(Dataset excerpt)
· · · · ·

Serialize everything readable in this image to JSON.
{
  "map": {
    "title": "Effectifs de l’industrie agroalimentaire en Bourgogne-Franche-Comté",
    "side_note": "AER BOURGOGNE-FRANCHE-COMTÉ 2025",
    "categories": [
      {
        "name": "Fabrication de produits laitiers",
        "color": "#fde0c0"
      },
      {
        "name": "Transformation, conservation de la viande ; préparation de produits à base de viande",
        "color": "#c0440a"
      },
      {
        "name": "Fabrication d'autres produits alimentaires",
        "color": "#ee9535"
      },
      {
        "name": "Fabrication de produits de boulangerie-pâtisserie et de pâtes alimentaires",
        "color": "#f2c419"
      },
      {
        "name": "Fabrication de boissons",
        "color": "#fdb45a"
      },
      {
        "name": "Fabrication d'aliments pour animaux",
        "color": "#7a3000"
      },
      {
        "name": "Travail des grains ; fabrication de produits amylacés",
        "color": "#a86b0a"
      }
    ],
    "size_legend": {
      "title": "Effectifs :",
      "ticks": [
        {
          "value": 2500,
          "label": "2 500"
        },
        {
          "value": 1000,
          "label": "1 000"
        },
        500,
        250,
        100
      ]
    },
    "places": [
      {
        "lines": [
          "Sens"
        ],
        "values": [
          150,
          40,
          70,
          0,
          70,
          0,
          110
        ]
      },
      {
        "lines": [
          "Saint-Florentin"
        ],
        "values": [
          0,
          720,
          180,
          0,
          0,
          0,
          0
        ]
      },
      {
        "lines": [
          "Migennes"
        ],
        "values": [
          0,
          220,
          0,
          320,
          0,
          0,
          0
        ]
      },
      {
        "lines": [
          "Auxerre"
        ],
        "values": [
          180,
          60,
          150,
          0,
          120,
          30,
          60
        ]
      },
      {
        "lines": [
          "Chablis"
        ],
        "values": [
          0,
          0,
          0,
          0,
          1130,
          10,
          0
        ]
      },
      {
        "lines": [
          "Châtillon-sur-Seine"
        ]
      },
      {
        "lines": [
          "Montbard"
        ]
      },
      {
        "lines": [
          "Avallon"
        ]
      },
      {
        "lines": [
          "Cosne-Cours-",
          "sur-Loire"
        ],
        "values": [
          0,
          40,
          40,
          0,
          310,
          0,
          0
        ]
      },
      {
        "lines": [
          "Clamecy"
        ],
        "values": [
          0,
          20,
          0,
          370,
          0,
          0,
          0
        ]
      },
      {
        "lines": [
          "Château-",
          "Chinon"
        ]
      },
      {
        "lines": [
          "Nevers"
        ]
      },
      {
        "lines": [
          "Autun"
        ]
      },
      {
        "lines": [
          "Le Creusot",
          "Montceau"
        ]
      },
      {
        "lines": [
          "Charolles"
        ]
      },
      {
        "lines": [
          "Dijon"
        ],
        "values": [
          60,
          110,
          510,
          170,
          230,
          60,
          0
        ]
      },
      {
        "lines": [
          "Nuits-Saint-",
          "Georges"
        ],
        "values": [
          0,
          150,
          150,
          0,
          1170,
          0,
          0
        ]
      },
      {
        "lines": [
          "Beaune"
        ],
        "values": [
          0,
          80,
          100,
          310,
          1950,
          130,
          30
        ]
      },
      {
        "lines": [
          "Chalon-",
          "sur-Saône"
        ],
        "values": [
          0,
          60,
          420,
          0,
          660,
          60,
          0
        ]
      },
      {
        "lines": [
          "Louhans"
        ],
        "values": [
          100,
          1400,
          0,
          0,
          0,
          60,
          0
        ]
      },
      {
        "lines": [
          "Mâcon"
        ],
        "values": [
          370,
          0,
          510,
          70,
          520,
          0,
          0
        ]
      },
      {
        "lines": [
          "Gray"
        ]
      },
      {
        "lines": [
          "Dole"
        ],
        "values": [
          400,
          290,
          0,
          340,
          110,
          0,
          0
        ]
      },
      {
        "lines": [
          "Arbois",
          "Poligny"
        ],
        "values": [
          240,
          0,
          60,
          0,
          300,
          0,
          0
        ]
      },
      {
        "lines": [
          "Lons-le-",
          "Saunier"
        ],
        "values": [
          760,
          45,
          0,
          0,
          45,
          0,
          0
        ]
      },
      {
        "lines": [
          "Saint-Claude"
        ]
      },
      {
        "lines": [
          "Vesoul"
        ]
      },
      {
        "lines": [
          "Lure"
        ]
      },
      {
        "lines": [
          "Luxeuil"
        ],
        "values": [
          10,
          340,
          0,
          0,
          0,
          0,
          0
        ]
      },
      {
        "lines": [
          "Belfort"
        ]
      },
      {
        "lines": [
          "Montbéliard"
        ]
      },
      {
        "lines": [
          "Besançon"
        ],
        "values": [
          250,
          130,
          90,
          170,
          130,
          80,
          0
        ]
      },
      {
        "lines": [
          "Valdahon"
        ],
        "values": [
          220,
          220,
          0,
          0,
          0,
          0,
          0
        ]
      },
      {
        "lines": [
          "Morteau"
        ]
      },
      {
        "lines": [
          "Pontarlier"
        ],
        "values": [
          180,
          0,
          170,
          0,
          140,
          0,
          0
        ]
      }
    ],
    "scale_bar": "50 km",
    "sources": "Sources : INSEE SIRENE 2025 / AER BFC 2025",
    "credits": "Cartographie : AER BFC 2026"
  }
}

· · · · ·

▸ WHAT TO DO:
Select every line of the material above holding the word "Saint" and copy it.

▸ COMPLETE ANSWER:
          "Saint-Florentin"
          "Nuits-Saint-",
          "Saint-Claude"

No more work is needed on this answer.